The input:
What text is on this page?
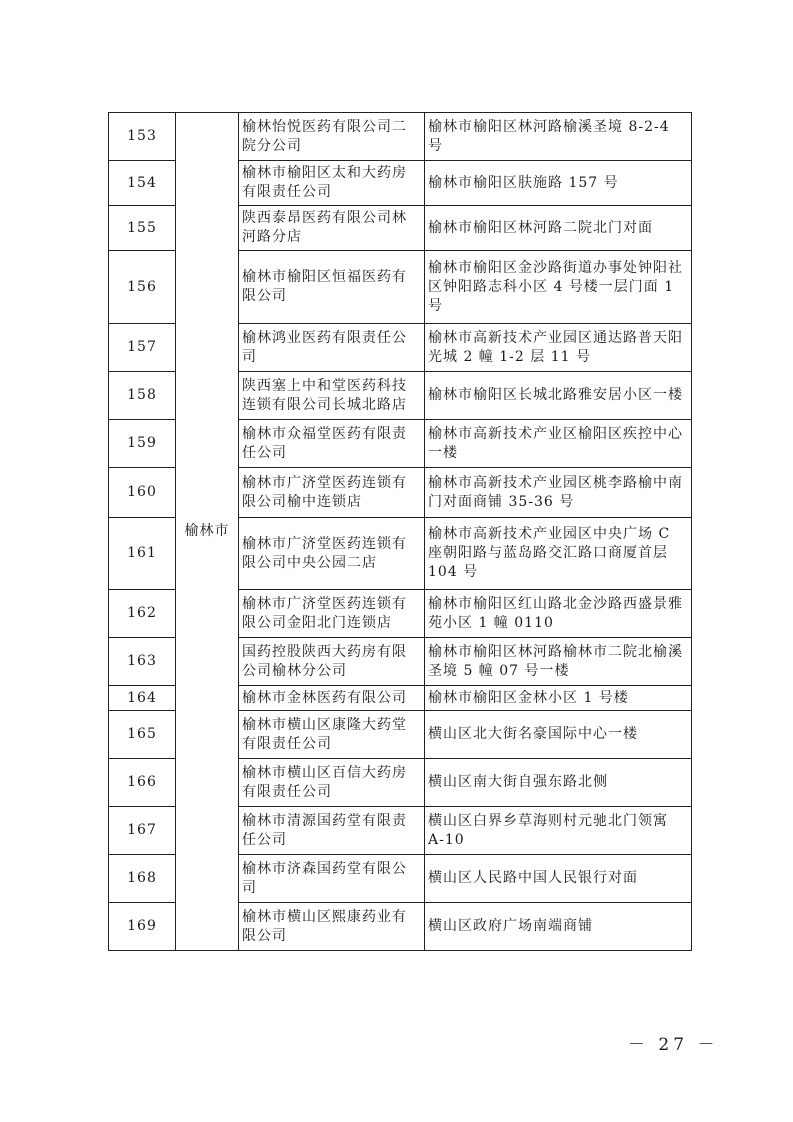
153	榆林市	榆林怡悦医药有限公司二院分公司	榆林市榆阳区林河路榆溪圣境 8-2-4 号
154		榆林市榆阳区太和大药房有限责任公司	榆林市榆阳区肤施路 157 号
155		陕西泰昂医药有限公司林河路分店	榆林市榆阳区林河路二院北门对面
156		榆林市榆阳区恒福医药有限公司	榆林市榆阳区金沙路街道办事处钟阳社区钟阳路志科小区 4 号楼一层门面 1 号
157		榆林鸿业医药有限责任公司	榆林市高新技术产业园区通达路普天阳光城 2 幢 1-2 层 11 号
158		陕西塞上中和堂医药科技连锁有限公司长城北路店	榆林市榆阳区长城北路雅安居小区一楼
159		榆林市众福堂医药有限责任公司	榆林市高新技术产业区榆阳区疾控中心一楼
160		榆林市广济堂医药连锁有限公司榆中连锁店	榆林市高新技术产业园区桃李路榆中南门对面商铺 35-36 号
161		榆林市广济堂医药连锁有限公司中央公园二店	榆林市高新技术产业园区中央广场 C 座朝阳路与蓝岛路交汇路口商厦首层 104 号
162		榆林市广济堂医药连锁有限公司金阳北门连锁店	榆林市榆阳区红山路北金沙路西盛景雅苑小区 1 幢 0110
163		国药控股陕西大药房有限公司榆林分公司	榆林市榆阳区林河路榆林市二院北榆溪圣境 5 幢 07 号一楼
164		榆林市金林医药有限公司	榆林市榆阳区金林小区 1 号楼
165		榆林市横山区康隆大药堂有限责任公司	横山区北大街名豪国际中心一楼
166		榆林市横山区百信大药房有限责任公司	横山区南大街自强东路北侧
167		榆林市清源国药堂有限责任公司	横山区白界乡草海则村元驰北门领寓 A-10
168		榆林市济森国药堂有限公司	横山区人民路中国人民银行对面
169		榆林市横山区熙康药业有限公司	横山区政府广场南端商铺
－ 27 －
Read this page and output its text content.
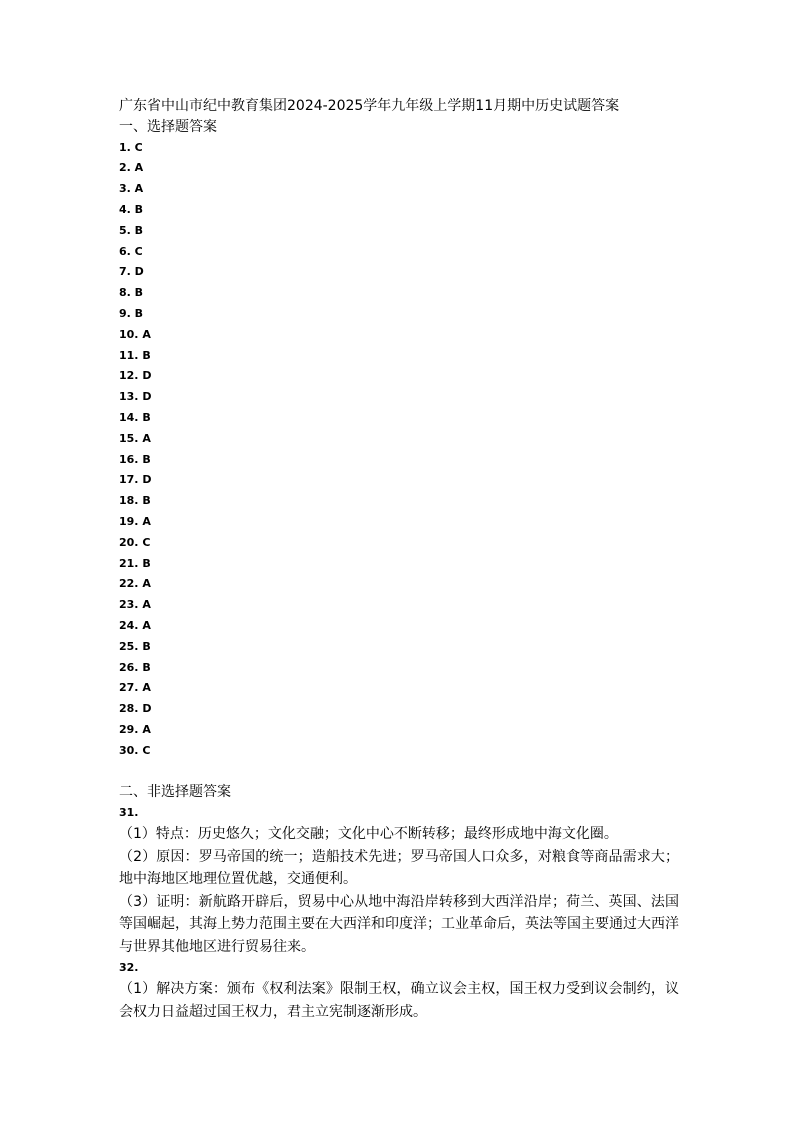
广东省中山市纪中教育集团2024-2025学年九年级上学期11月期中历史试题答案
一、选择题答案
1. C
2. A
3. A
4. B
5. B
6. C
7. D
8. B
9. B
10. A
11. B
12. D
13. D
14. B
15. A
16. B
17. D
18. B
19. A
20. C
21. B
22. A
23. A
24. A
25. B
26. B
27. A
28. D
29. A
30. C
二、非选择题答案
31.
（1）特点：历史悠久；文化交融；文化中心不断转移；最终形成地中海文化圈。
（2）原因：罗马帝国的统一；造船技术先进；罗马帝国人口众多，对粮食等商品需求大；地中海地区地理位置优越，交通便利。
（3）证明：新航路开辟后，贸易中心从地中海沿岸转移到大西洋沿岸；荷兰、英国、法国等国崛起，其海上势力范围主要在大西洋和印度洋；工业革命后，英法等国主要通过大西洋与世界其他地区进行贸易往来。
32.
（1）解决方案：颁布《权利法案》限制王权，确立议会主权，国王权力受到议会制约，议会权力日益超过国王权力，君主立宪制逐渐形成。
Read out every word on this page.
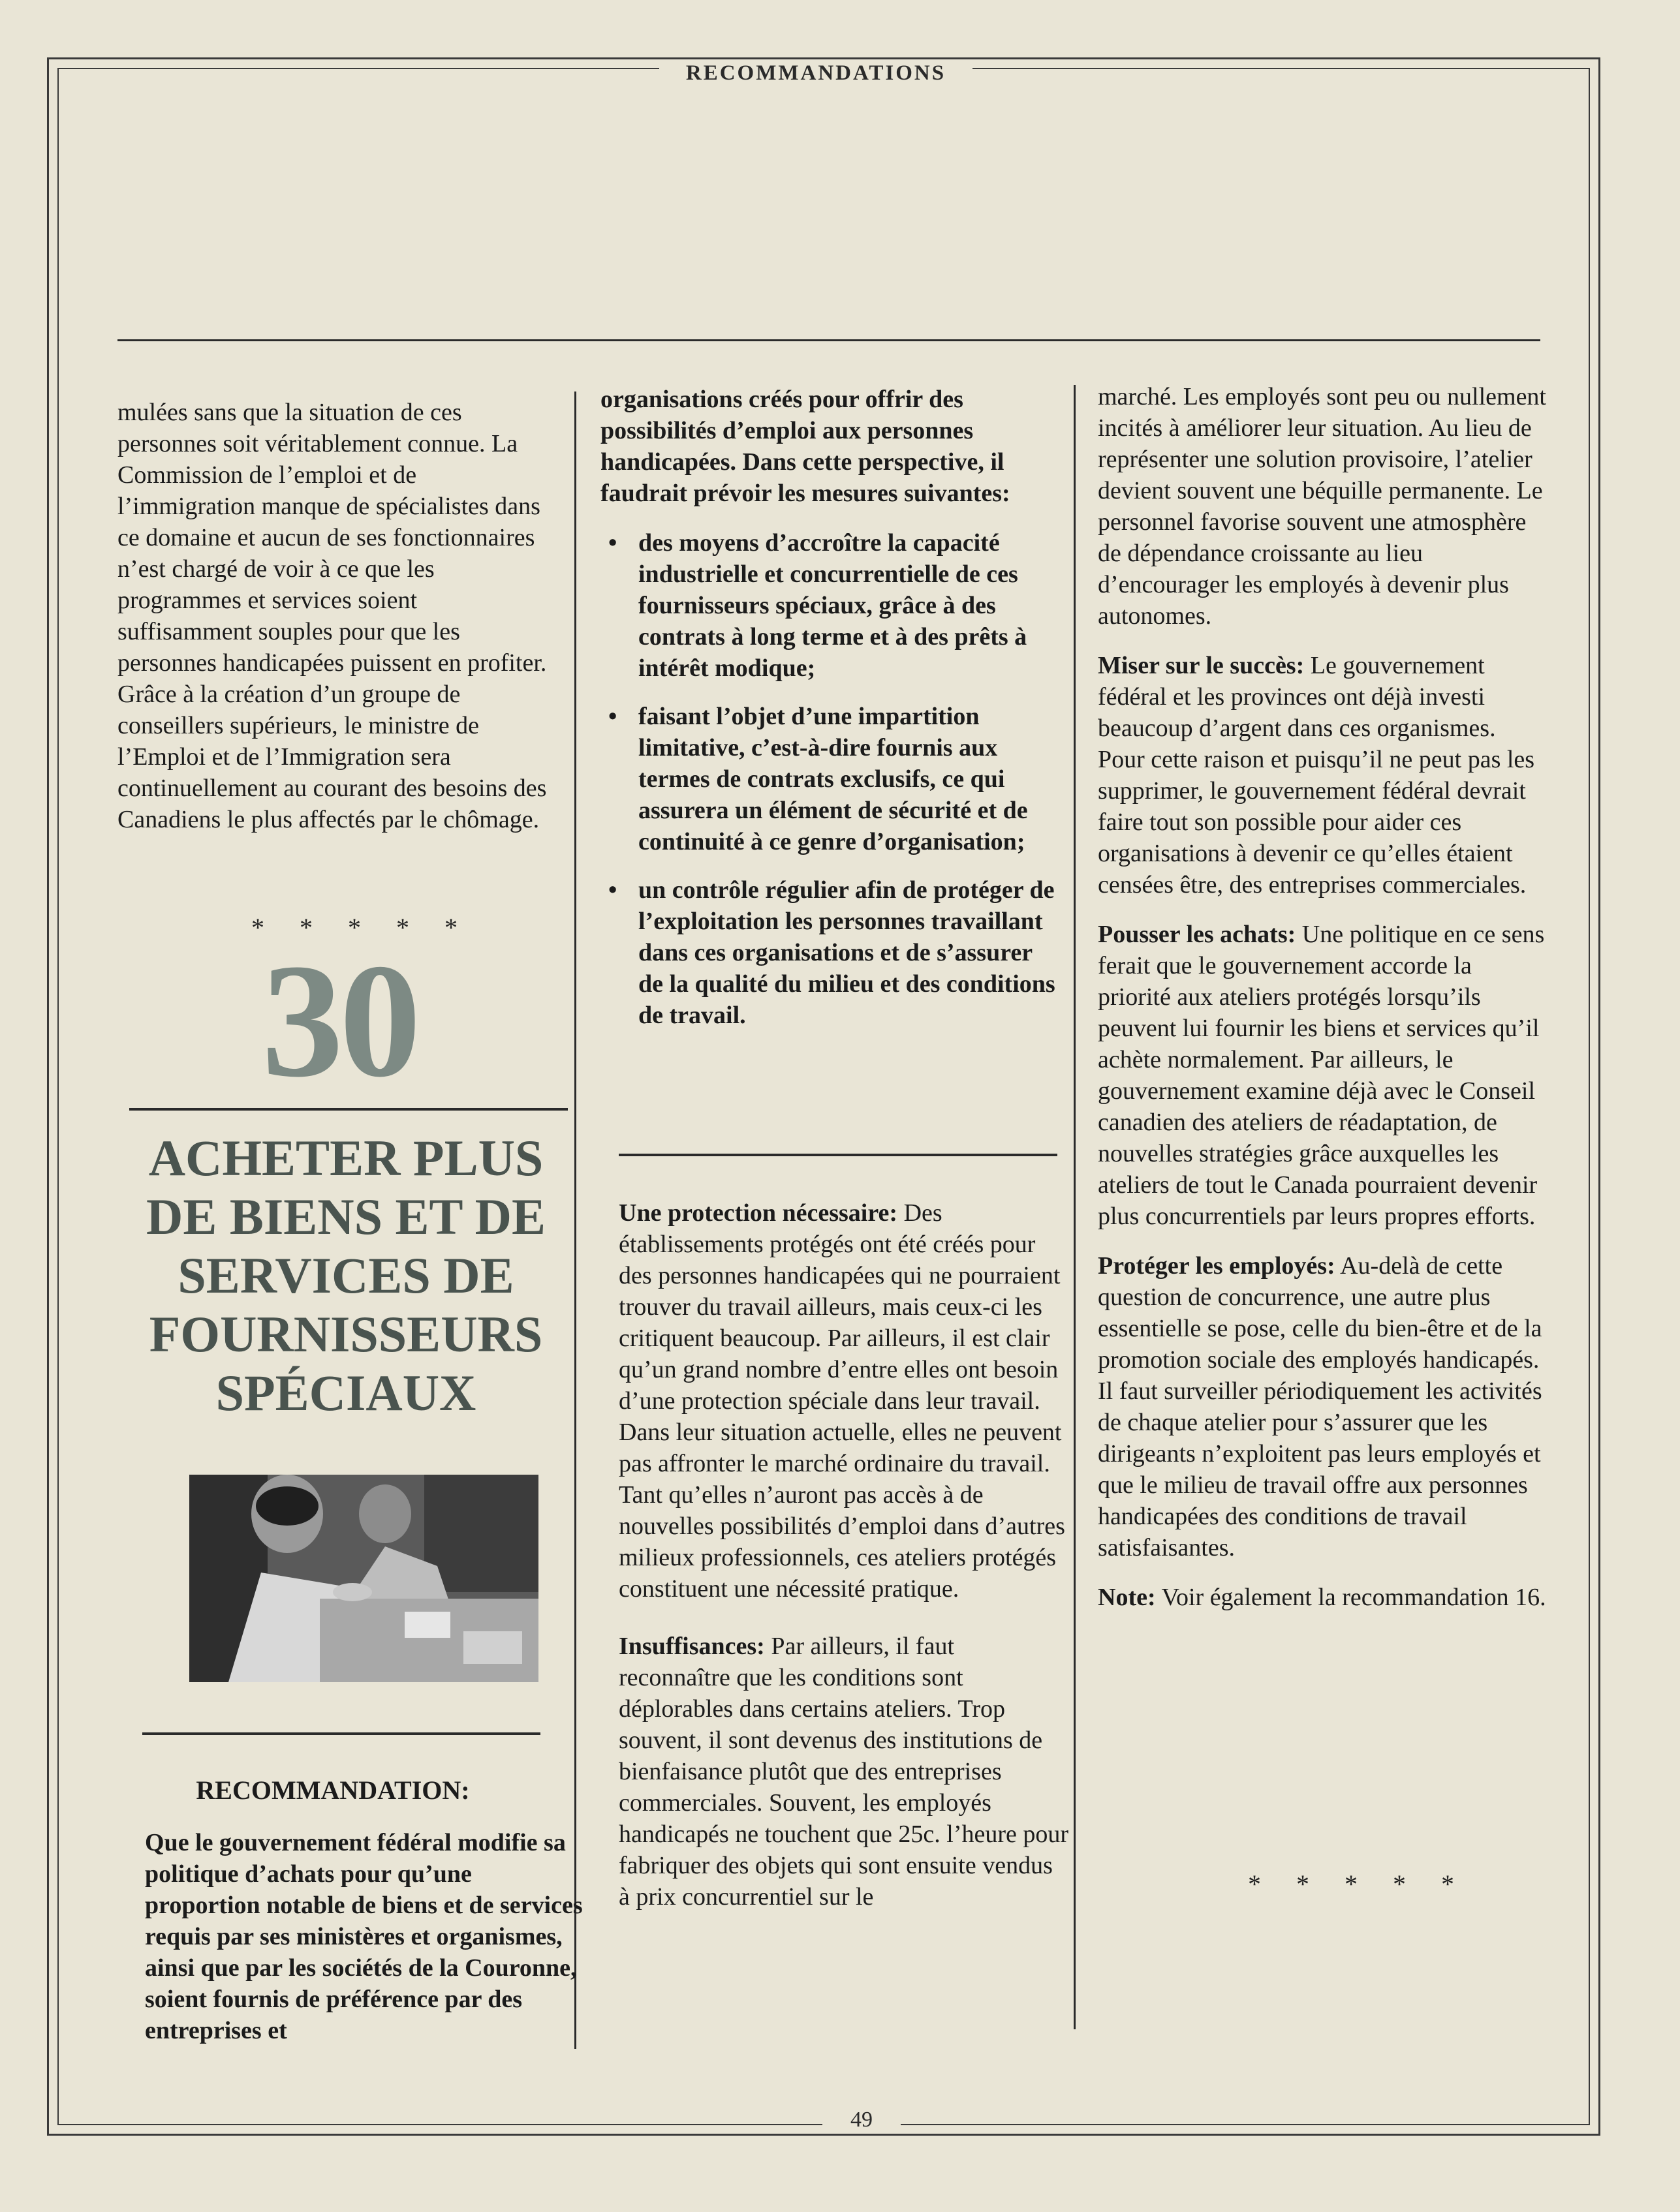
RECOMMANDATIONS

mulées sans que la situation de ces personnes soit véritablement connue. La Commission de l’emploi et de l’immigration manque de spécialistes dans ce domaine et aucun de ses fonctionnaires n’est chargé de voir à ce que les programmes et services soient suffisamment souples pour que les personnes handicapées puissent en profiter. Grâce à la création d’un groupe de conseillers supérieurs, le ministre de l’Emploi et de l’Immigration sera continuellement au courant des besoins des Canadiens le plus affectés par le chômage.

* * * * *
30
ACHETER PLUS
DE BIENS ET DE
SERVICES DE
FOURNISSEURS
SPÉCIAUX
RECOMMANDATION:
Que le gouvernement fédéral modifie sa politique d’achats pour qu’une proportion notable de biens et de services requis par ses ministères et organismes, ainsi que par les sociétés de la Couronne, soient fournis de préférence par des entreprises et

organisations créés pour offrir des possibilités d’emploi aux personnes handicapées. Dans cette perspective, il faudrait prévoir les mesures suivantes:

• des moyens d’accroître la capacité industrielle et concurrentielle de ces fournisseurs spéciaux, grâce à des contrats à long terme et à des prêts à intérêt modique;
• faisant l’objet d’une impartition limitative, c’est-à-dire fournis aux termes de contrats exclusifs, ce qui assurera un élément de sécurité et de continuité à ce genre d’organisation;
• un contrôle régulier afin de protéger de l’exploitation les personnes travaillant dans ces organisations et de s’assurer de la qualité du milieu et des conditions de travail.

Une protection nécessaire: Des établissements protégés ont été créés pour des personnes handicapées qui ne pourraient trouver du travail ailleurs, mais ceux-ci les critiquent beaucoup. Par ailleurs, il est clair qu’un grand nombre d’entre elles ont besoin d’une protection spéciale dans leur travail. Dans leur situation actuelle, elles ne peuvent pas affronter le marché ordinaire du travail. Tant qu’elles n’auront pas accès à de nouvelles possibilités d’emploi dans d’autres milieux professionnels, ces ateliers protégés constituent une nécessité pratique.

Insuffisances: Par ailleurs, il faut reconnaître que les conditions sont déplorables dans certains ateliers. Trop souvent, il sont devenus des institutions de bienfaisance plutôt que des entreprises commerciales. Souvent, les employés handicapés ne touchent que 25c. l’heure pour fabriquer des objets qui sont ensuite vendus à prix concurrentiel sur le

marché. Les employés sont peu ou nullement incités à améliorer leur situation. Au lieu de représenter une solution provisoire, l’atelier devient souvent une béquille permanente. Le personnel favorise souvent une atmosphère de dépendance croissante au lieu d’encourager les employés à devenir plus autonomes.

Miser sur le succès: Le gouvernement fédéral et les provinces ont déjà investi beaucoup d’argent dans ces organismes. Pour cette raison et puisqu’il ne peut pas les supprimer, le gouvernement fédéral devrait faire tout son possible pour aider ces organisations à devenir ce qu’elles étaient censées être, des entreprises commerciales.

Pousser les achats: Une politique en ce sens ferait que le gouvernement accorde la priorité aux ateliers protégés lorsqu’ils peuvent lui fournir les biens et services qu’il achète normalement. Par ailleurs, le gouvernement examine déjà avec le Conseil canadien des ateliers de réadaptation, de nouvelles stratégies grâce auxquelles les ateliers de tout le Canada pourraient devenir plus concurrentiels par leurs propres efforts.

Protéger les employés: Au-delà de cette question de concurrence, une autre plus essentielle se pose, celle du bien-être et de la promotion sociale des employés handicapés. Il faut surveiller périodiquement les activités de chaque atelier pour s’assurer que les dirigeants n’exploitent pas leurs employés et que le milieu de travail offre aux personnes handicapées des conditions de travail satisfaisantes.

Note: Voir également la recommandation 16.

* * * * *
49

Exercise directions: For each line in the data above that contains the string "text", extract the line.

Response below:
What text is on this page?
Read this page and output its text content.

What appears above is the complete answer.